## [Your objective]
Repeat the whole listing exactly.

"""

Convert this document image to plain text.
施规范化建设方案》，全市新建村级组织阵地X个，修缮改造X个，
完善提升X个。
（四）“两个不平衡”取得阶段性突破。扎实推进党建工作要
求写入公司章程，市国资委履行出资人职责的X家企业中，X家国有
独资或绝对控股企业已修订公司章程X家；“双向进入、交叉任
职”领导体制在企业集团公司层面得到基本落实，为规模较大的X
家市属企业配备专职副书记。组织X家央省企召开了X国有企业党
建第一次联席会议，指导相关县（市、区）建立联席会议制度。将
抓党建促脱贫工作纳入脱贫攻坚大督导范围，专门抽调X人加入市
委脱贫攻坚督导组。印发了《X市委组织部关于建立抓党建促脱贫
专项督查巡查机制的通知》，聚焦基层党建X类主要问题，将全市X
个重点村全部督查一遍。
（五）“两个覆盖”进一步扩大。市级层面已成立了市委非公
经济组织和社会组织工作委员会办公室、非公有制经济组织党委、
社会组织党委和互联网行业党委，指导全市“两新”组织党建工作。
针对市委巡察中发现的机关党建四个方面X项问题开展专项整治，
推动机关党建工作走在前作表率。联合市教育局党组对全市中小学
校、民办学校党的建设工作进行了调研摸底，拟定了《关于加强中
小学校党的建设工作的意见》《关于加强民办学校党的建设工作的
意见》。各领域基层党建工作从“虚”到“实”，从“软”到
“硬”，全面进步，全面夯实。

"""

## [Written solution]
Convert this document image to plain text.
施规范化建设方案》，全市新建村级组织阵地X个，修缮改造X个，
完善提升X个。
（四）“两个不平衡”取得阶段性突破。扎实推进党建工作要
求写入公司章程，市国资委履行出资人职责的X家企业中，X家国有
独资或绝对控股企业已修订公司章程X家；“双向进入、交叉任
职”领导体制在企业集团公司层面得到基本落实，为规模较大的X
家市属企业配备专职副书记。组织X家央省企召开了X国有企业党
建第一次联席会议，指导相关县（市、区）建立联席会议制度。将
抓党建促脱贫工作纳入脱贫攻坚大督导范围，专门抽调X人加入市
委脱贫攻坚督导组。印发了《X市委组织部关于建立抓党建促脱贫
专项督查巡查机制的通知》，聚焦基层党建X类主要问题，将全市X
个重点村全部督查一遍。
（五）“两个覆盖”进一步扩大。市级层面已成立了市委非公
经济组织和社会组织工作委员会办公室、非公有制经济组织党委、
社会组织党委和互联网行业党委，指导全市“两新”组织党建工作。
针对市委巡察中发现的机关党建四个方面X项问题开展专项整治，
推动机关党建工作走在前作表率。联合市教育局党组对全市中小学
校、民办学校党的建设工作进行了调研摸底，拟定了《关于加强中
小学校党的建设工作的意见》《关于加强民办学校党的建设工作的
意见》。各领域基层党建工作从“虚”到“实”，从“软”到
“硬”，全面进步，全面夯实。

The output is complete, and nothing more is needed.